───── MATERIAL FOR THIS TASK ─────

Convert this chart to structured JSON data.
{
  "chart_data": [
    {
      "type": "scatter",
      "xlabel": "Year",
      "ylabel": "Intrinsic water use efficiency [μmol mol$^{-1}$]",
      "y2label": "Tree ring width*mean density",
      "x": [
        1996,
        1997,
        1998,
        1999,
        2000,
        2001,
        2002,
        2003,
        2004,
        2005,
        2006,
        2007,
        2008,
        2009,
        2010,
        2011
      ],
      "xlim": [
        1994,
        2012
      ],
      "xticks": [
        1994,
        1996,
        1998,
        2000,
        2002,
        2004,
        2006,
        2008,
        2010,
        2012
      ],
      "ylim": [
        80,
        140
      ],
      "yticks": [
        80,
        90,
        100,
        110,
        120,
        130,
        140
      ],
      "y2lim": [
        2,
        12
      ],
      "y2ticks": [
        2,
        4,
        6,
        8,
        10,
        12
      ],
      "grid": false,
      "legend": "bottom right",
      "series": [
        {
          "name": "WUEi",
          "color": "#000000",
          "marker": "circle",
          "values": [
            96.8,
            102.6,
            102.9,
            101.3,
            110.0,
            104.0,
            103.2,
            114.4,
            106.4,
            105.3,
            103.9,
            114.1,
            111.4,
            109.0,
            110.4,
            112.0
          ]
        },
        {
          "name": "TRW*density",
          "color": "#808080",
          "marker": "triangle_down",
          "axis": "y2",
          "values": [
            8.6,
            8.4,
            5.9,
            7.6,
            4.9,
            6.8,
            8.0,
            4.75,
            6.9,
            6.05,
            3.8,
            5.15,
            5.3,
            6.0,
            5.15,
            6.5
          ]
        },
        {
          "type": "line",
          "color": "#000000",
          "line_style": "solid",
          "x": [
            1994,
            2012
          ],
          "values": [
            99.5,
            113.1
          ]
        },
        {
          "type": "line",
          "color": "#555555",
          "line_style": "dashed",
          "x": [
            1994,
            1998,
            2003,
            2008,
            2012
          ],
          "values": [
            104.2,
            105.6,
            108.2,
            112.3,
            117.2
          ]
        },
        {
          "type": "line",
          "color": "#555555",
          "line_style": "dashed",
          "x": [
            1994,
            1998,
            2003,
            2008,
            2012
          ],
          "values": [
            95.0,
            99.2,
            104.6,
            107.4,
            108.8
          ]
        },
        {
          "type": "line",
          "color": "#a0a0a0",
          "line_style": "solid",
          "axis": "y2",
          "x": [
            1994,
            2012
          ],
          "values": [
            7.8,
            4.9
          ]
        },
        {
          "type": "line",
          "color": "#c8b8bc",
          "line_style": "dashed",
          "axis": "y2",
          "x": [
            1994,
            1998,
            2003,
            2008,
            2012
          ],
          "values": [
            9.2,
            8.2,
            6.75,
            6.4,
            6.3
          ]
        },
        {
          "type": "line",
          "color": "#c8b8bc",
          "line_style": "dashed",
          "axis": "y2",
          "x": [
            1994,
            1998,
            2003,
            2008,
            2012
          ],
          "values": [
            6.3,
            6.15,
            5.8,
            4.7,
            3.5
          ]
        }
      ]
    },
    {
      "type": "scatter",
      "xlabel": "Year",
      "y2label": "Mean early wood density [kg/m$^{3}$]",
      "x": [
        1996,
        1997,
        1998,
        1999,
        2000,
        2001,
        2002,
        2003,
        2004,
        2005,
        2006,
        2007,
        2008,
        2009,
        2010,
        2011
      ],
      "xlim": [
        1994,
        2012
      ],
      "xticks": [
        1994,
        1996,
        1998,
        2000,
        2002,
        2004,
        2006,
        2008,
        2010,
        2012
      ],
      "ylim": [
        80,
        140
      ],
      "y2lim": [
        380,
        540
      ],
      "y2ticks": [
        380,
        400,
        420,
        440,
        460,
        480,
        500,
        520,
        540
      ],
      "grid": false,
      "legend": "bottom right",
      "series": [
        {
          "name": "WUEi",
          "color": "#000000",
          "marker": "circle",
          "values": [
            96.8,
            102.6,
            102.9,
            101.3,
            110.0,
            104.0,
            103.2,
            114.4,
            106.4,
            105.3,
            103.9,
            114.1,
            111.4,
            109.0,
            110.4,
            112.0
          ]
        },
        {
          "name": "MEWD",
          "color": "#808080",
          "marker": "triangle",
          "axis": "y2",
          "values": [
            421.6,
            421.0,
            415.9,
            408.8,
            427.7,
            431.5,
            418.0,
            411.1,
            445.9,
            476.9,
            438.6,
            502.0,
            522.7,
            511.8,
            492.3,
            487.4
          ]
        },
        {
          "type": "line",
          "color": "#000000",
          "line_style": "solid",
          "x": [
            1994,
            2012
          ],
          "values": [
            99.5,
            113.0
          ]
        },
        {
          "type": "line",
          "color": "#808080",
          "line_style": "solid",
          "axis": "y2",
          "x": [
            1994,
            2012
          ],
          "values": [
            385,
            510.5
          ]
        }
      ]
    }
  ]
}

─────

**WHAT TO PRODUCE**: Write the material out again word for word.

**ANSWER FOR THE TASK**:
Convert this chart to structured JSON data.
{
  "chart_data": [
    {
      "type": "scatter",
      "xlabel": "Year",
      "ylabel": "Intrinsic water use efficiency [μmol mol$^{-1}$]",
      "y2label": "Tree ring width*mean density",
      "x": [
        1996,
        1997,
        1998,
        1999,
        2000,
        2001,
        2002,
        2003,
        2004,
        2005,
        2006,
        2007,
        2008,
        2009,
        2010,
        2011
      ],
      "xlim": [
        1994,
        2012
      ],
      "xticks": [
        1994,
        1996,
        1998,
        2000,
        2002,
        2004,
        2006,
        2008,
        2010,
        2012
      ],
      "ylim": [
        80,
        140
      ],
      "yticks": [
        80,
        90,
        100,
        110,
        120,
        130,
        140
      ],
      "y2lim": [
        2,
        12
      ],
      "y2ticks": [
        2,
        4,
        6,
        8,
        10,
        12
      ],
      "grid": false,
      "legend": "bottom right",
      "series": [
        {
          "name": "WUEi",
          "color": "#000000",
          "marker": "circle",
          "values": [
            96.8,
            102.6,
            102.9,
            101.3,
            110.0,
            104.0,
            103.2,
            114.4,
            106.4,
            105.3,
            103.9,
            114.1,
            111.4,
            109.0,
            110.4,
            112.0
          ]
        },
        {
          "name": "TRW*density",
          "color": "#808080",
          "marker": "triangle_down",
          "axis": "y2",
          "values": [
            8.6,
            8.4,
            5.9,
            7.6,
            4.9,
            6.8,
            8.0,
            4.75,
            6.9,
            6.05,
            3.8,
            5.15,
            5.3,
            6.0,
            5.15,
            6.5
          ]
        },
        {
          "type": "line",
          "color": "#000000",
          "line_style": "solid",
          "x": [
            1994,
            2012
          ],
          "values": [
            99.5,
            113.1
          ]
        },
        {
          "type": "line",
          "color": "#555555",
          "line_style": "dashed",
          "x": [
            1994,
            1998,
            2003,
            2008,
            2012
          ],
          "values": [
            104.2,
            105.6,
            108.2,
            112.3,
            117.2
          ]
        },
        {
          "type": "line",
          "color": "#555555",
          "line_style": "dashed",
          "x": [
            1994,
            1998,
            2003,
            2008,
            2012
          ],
          "values": [
            95.0,
            99.2,
            104.6,
            107.4,
            108.8
          ]
        },
        {
          "type": "line",
          "color": "#a0a0a0",
          "line_style": "solid",
          "axis": "y2",
          "x": [
            1994,
            2012
          ],
          "values": [
            7.8,
            4.9
          ]
        },
        {
          "type": "line",
          "color": "#c8b8bc",
          "line_style": "dashed",
          "axis": "y2",
          "x": [
            1994,
            1998,
            2003,
            2008,
            2012
          ],
          "values": [
            9.2,
            8.2,
            6.75,
            6.4,
            6.3
          ]
        },
        {
          "type": "line",
          "color": "#c8b8bc",
          "line_style": "dashed",
          "axis": "y2",
          "x": [
            1994,
            1998,
            2003,
            2008,
            2012
          ],
          "values": [
            6.3,
            6.15,
            5.8,
            4.7,
            3.5
          ]
        }
      ]
    },
    {
      "type": "scatter",
      "xlabel": "Year",
      "y2label": "Mean early wood density [kg/m$^{3}$]",
      "x": [
        1996,
        1997,
        1998,
        1999,
        2000,
        2001,
        2002,
        2003,
        2004,
        2005,
        2006,
        2007,
        2008,
        2009,
        2010,
        2011
      ],
      "xlim": [
        1994,
        2012
      ],
      "xticks": [
        1994,
        1996,
        1998,
        2000,
        2002,
        2004,
        2006,
        2008,
        2010,
        2012
      ],
      "ylim": [
        80,
        140
      ],
      "y2lim": [
        380,
        540
      ],
      "y2ticks": [
        380,
        400,
        420,
        440,
        460,
        480,
        500,
        520,
        540
      ],
      "grid": false,
      "legend": "bottom right",
      "series": [
        {
          "name": "WUEi",
          "color": "#000000",
          "marker": "circle",
          "values": [
            96.8,
            102.6,
            102.9,
            101.3,
            110.0,
            104.0,
            103.2,
            114.4,
            106.4,
            105.3,
            103.9,
            114.1,
            111.4,
            109.0,
            110.4,
            112.0
          ]
        },
        {
          "name": "MEWD",
          "color": "#808080",
          "marker": "triangle",
          "axis": "y2",
          "values": [
            421.6,
            421.0,
            415.9,
            408.8,
            427.7,
            431.5,
            418.0,
            411.1,
            445.9,
            476.9,
            438.6,
            502.0,
            522.7,
            511.8,
            492.3,
            487.4
          ]
        },
        {
          "type": "line",
          "color": "#000000",
          "line_style": "solid",
          "x": [
            1994,
            2012
          ],
          "values": [
            99.5,
            113.0
          ]
        },
        {
          "type": "line",
          "color": "#808080",
          "line_style": "solid",
          "axis": "y2",
          "x": [
            1994,
            2012
          ],
          "values": [
            385,
            510.5
          ]
        }
      ]
    }
  ]
}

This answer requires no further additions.